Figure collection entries
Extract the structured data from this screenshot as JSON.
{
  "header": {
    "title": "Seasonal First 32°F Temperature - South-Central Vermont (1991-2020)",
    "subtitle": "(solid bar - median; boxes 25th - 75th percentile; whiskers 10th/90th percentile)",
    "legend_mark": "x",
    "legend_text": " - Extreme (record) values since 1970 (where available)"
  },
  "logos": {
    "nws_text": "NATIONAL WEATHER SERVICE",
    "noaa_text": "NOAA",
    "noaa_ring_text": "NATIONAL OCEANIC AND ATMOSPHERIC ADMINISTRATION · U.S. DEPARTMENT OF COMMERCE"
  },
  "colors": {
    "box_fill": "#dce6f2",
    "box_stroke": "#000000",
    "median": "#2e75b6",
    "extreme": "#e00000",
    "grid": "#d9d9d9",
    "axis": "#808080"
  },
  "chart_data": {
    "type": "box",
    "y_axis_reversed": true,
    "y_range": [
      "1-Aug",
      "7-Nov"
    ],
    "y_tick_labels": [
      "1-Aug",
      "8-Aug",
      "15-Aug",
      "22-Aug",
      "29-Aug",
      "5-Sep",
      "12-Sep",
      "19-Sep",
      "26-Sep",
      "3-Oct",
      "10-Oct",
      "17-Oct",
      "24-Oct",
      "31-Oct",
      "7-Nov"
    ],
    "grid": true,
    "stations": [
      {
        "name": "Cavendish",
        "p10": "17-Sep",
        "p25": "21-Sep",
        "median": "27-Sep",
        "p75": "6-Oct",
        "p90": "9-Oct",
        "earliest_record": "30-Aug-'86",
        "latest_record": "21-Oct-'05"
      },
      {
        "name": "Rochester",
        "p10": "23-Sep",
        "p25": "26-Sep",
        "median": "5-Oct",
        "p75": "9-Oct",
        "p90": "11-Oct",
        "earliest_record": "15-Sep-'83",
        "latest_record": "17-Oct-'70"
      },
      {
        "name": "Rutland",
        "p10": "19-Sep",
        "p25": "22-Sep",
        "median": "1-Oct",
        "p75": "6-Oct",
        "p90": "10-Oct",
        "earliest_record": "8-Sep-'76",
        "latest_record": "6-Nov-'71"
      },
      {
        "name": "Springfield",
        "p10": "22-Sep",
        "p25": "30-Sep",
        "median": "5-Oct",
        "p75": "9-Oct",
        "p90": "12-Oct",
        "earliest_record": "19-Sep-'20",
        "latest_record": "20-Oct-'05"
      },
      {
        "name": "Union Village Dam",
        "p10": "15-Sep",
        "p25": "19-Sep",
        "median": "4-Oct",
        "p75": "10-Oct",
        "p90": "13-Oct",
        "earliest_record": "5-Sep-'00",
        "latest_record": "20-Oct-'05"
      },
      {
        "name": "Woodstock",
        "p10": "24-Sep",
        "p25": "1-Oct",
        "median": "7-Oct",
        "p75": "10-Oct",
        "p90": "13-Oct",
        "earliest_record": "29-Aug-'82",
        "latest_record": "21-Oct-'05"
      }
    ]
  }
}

■ **Exercise details**
Where a line of the material above holds the string "NATIONAL", copy that line.

■ **Solution**
    "nws_text": "NATIONAL WEATHER SERVICE",
    "noaa_ring_text": "NATIONAL OCEANIC AND ATMOSPHERIC ADMINISTRATION · U.S. DEPARTMENT OF COMMERCE"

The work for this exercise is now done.